WHAT YOU NEED TO DO: Using the records below, please work out how many lines contain "university"; answer with the number alone.
[Start of RECORDS SUPPLIED]
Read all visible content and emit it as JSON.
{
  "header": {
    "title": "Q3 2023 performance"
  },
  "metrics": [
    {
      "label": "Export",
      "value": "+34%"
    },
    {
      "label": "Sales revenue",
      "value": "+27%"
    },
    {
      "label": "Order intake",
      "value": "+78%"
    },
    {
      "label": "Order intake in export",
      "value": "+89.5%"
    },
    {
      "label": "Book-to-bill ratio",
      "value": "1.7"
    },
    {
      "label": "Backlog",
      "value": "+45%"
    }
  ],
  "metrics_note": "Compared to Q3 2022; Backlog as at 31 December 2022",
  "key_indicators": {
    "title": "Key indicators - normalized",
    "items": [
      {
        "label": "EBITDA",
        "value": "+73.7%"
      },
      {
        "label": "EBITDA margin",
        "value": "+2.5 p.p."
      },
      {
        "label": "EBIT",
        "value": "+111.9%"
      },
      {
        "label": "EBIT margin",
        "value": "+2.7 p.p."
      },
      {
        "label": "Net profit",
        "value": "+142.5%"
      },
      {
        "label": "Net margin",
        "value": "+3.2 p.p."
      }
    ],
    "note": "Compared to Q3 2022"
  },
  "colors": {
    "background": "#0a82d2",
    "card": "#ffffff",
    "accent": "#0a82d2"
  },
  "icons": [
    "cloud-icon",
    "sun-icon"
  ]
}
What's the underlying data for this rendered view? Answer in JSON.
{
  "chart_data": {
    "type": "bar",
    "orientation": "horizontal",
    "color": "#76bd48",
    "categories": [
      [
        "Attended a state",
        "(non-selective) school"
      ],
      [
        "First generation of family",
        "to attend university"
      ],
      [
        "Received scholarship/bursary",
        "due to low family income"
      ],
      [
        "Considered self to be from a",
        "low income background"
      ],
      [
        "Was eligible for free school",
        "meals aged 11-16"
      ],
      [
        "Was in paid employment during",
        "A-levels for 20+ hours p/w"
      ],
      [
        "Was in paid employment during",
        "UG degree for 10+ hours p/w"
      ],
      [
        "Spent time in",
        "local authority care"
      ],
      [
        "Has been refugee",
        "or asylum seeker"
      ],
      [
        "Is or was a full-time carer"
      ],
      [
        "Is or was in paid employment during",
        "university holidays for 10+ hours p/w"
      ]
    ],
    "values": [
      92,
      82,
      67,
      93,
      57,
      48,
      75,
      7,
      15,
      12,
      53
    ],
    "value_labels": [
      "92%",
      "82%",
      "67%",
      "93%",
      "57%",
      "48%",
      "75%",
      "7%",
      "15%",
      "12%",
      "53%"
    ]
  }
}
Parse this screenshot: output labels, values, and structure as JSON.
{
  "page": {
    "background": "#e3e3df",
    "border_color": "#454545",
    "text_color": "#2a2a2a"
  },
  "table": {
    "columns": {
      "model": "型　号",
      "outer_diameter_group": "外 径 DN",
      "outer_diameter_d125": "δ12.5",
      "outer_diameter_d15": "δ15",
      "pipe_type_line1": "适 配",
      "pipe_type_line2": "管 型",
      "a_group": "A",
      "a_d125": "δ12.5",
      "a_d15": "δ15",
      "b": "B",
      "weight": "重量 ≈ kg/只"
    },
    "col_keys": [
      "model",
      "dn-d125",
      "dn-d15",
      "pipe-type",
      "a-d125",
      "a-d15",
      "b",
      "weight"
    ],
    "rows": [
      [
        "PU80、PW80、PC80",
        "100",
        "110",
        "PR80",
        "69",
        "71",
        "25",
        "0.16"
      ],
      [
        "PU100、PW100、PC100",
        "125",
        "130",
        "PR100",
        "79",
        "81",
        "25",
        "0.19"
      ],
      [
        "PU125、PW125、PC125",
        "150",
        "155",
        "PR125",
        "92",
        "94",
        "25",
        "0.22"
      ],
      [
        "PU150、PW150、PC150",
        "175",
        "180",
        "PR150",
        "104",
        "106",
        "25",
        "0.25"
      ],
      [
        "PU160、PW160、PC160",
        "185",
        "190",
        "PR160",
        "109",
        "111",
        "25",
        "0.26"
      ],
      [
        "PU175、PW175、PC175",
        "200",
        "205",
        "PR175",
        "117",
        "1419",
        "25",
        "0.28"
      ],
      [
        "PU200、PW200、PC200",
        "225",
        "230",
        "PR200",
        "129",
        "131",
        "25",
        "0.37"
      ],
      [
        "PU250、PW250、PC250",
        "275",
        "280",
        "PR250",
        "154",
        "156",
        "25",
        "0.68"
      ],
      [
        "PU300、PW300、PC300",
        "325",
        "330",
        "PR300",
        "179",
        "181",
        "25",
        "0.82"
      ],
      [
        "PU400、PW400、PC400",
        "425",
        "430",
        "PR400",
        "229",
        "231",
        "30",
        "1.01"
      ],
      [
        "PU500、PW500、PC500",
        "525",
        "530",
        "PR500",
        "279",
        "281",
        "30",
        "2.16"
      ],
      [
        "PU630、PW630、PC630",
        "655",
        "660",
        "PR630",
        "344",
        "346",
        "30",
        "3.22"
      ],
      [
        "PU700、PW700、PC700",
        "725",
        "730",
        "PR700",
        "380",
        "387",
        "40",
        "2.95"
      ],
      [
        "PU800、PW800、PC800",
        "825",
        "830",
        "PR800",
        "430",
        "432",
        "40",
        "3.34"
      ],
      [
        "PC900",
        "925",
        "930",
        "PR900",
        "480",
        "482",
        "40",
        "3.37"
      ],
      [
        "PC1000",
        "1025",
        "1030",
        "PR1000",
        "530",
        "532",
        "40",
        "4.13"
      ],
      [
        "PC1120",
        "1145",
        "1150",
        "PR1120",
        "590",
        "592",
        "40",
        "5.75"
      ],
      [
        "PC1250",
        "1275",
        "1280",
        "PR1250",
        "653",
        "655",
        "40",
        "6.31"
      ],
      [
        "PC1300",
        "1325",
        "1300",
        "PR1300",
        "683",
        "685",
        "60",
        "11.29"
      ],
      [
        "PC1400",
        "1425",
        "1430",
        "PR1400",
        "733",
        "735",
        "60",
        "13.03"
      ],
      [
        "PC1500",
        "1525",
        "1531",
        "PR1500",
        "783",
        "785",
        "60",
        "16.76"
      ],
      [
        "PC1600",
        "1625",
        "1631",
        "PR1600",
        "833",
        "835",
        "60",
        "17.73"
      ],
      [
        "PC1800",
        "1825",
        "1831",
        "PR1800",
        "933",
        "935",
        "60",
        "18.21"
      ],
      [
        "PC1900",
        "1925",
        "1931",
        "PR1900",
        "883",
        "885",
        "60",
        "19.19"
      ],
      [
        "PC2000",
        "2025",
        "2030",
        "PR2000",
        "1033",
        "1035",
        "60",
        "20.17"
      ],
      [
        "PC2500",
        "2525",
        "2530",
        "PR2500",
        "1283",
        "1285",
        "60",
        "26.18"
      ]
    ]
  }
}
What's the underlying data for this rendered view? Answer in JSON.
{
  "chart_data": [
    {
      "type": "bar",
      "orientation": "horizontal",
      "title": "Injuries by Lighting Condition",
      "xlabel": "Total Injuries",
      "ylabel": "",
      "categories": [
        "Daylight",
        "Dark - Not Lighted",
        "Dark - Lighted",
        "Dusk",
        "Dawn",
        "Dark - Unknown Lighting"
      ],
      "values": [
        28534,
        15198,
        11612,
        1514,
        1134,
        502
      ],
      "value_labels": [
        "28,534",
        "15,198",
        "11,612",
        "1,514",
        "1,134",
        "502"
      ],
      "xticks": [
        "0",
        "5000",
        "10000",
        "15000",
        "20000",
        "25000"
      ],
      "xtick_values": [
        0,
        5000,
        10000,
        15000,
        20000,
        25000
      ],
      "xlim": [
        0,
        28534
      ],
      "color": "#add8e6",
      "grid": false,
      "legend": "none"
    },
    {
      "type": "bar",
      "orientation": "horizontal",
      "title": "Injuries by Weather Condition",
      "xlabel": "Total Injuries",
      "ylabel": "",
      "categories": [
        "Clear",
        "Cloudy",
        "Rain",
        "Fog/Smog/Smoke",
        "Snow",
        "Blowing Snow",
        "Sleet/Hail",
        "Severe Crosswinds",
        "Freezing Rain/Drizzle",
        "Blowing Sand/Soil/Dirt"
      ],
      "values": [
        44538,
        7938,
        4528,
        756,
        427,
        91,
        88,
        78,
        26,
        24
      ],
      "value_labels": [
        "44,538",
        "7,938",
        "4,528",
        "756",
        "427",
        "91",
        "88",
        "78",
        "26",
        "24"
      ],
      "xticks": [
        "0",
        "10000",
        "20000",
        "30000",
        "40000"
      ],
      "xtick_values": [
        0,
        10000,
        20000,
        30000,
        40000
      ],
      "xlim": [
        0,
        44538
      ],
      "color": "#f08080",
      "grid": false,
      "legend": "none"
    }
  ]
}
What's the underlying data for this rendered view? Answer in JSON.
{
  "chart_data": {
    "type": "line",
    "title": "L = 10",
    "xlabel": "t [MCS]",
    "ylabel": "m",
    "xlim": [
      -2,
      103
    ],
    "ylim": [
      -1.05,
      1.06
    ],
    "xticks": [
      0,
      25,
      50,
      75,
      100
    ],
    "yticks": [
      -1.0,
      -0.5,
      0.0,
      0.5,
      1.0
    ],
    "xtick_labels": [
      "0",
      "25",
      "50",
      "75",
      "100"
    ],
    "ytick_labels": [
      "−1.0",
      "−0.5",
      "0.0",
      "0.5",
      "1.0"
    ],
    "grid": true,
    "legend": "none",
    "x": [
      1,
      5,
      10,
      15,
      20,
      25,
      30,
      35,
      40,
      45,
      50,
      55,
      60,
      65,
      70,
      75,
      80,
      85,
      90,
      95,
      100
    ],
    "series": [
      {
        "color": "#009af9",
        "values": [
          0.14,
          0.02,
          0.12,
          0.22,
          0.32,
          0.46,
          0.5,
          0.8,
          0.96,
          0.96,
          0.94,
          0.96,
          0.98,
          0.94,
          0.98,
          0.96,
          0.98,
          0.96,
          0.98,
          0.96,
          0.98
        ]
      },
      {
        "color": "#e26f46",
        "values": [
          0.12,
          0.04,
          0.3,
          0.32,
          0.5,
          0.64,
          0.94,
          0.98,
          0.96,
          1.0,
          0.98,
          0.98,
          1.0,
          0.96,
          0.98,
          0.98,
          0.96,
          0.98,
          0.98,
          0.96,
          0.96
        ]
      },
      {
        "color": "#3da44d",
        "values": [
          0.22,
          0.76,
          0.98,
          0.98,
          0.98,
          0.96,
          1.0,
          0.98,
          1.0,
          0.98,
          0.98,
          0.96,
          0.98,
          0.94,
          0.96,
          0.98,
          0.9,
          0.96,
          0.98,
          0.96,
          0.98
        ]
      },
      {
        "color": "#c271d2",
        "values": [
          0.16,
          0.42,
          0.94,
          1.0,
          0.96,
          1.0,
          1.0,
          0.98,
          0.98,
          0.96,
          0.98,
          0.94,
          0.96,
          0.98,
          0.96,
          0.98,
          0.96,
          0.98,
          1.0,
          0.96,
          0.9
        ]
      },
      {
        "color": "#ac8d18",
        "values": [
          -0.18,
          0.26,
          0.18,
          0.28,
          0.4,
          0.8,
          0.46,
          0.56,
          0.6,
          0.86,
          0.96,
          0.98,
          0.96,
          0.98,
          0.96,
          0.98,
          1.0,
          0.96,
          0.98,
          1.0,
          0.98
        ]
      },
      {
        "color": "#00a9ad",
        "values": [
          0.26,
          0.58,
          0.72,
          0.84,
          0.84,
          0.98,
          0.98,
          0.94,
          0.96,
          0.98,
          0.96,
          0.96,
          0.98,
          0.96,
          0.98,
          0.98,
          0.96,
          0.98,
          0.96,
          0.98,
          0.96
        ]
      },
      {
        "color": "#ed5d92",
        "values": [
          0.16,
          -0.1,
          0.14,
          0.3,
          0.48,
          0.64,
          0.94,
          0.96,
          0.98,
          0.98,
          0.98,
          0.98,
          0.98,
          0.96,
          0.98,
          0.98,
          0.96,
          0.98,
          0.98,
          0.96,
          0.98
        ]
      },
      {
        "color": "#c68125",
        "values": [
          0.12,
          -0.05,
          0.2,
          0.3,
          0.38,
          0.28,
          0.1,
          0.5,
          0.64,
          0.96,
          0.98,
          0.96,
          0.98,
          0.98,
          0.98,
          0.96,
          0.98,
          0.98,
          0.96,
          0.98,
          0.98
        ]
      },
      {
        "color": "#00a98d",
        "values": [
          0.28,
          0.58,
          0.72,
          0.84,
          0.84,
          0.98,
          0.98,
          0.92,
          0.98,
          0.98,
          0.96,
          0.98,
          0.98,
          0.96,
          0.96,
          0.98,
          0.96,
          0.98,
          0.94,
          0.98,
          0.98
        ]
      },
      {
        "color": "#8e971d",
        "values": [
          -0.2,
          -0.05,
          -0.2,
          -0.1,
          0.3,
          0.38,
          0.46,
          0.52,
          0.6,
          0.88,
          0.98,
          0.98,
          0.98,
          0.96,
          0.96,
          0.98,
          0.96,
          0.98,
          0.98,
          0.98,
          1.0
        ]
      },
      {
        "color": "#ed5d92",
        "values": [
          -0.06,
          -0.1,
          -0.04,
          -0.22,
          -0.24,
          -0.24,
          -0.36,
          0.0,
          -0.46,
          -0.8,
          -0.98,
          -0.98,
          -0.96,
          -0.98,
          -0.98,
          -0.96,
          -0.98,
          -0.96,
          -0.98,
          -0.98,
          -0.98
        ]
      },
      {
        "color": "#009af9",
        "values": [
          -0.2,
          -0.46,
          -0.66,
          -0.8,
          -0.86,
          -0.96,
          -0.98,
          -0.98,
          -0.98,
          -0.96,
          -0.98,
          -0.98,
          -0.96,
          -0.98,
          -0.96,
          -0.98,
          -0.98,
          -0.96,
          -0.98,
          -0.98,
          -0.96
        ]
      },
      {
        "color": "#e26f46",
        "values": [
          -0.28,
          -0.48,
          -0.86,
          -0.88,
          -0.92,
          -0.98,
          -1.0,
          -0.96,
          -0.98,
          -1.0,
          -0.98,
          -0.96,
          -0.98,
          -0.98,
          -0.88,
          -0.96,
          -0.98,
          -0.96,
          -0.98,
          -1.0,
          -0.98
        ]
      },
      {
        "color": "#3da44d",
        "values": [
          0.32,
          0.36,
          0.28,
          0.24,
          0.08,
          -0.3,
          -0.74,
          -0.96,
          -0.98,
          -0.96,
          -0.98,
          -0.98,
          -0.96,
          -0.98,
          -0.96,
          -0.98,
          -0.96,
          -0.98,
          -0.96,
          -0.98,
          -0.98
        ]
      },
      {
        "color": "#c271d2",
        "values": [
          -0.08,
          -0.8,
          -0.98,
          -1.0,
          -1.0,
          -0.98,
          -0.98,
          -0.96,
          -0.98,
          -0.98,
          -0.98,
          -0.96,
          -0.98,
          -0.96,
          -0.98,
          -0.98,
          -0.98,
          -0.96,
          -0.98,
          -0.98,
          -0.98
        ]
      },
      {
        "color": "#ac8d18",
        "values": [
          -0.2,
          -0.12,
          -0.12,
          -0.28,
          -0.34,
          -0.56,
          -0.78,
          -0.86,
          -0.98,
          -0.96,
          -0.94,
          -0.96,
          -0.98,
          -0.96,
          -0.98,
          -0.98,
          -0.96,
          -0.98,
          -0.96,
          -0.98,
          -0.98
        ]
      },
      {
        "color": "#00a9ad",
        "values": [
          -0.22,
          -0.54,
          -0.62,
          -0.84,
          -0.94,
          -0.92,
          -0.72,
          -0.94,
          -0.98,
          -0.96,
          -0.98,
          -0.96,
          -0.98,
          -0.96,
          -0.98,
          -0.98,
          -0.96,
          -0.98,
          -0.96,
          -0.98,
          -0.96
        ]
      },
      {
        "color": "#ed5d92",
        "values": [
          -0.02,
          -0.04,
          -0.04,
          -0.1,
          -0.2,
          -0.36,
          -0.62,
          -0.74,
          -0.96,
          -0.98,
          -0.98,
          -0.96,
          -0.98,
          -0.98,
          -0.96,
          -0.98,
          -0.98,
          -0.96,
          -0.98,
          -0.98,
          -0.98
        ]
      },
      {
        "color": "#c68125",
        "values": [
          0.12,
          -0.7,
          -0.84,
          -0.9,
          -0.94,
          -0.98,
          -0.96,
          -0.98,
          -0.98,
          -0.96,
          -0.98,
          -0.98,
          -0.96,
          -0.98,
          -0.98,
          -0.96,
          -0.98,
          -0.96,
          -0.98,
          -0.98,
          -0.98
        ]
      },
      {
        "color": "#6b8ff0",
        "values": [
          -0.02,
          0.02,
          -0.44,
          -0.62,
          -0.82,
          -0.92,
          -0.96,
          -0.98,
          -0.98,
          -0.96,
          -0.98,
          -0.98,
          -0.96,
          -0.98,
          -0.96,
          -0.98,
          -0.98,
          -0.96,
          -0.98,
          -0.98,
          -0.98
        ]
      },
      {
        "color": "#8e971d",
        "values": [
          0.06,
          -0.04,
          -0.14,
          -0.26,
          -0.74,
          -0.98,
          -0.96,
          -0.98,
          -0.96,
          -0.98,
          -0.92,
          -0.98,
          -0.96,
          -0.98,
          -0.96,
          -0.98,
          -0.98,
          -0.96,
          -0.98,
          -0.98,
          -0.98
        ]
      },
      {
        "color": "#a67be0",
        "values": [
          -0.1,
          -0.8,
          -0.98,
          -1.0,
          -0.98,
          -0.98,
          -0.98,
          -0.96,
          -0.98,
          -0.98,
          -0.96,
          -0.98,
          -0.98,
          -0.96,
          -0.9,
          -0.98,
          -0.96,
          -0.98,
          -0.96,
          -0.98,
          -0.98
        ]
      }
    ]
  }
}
[End of RECORDS SUPPLIED]
FULL ANSWER: 2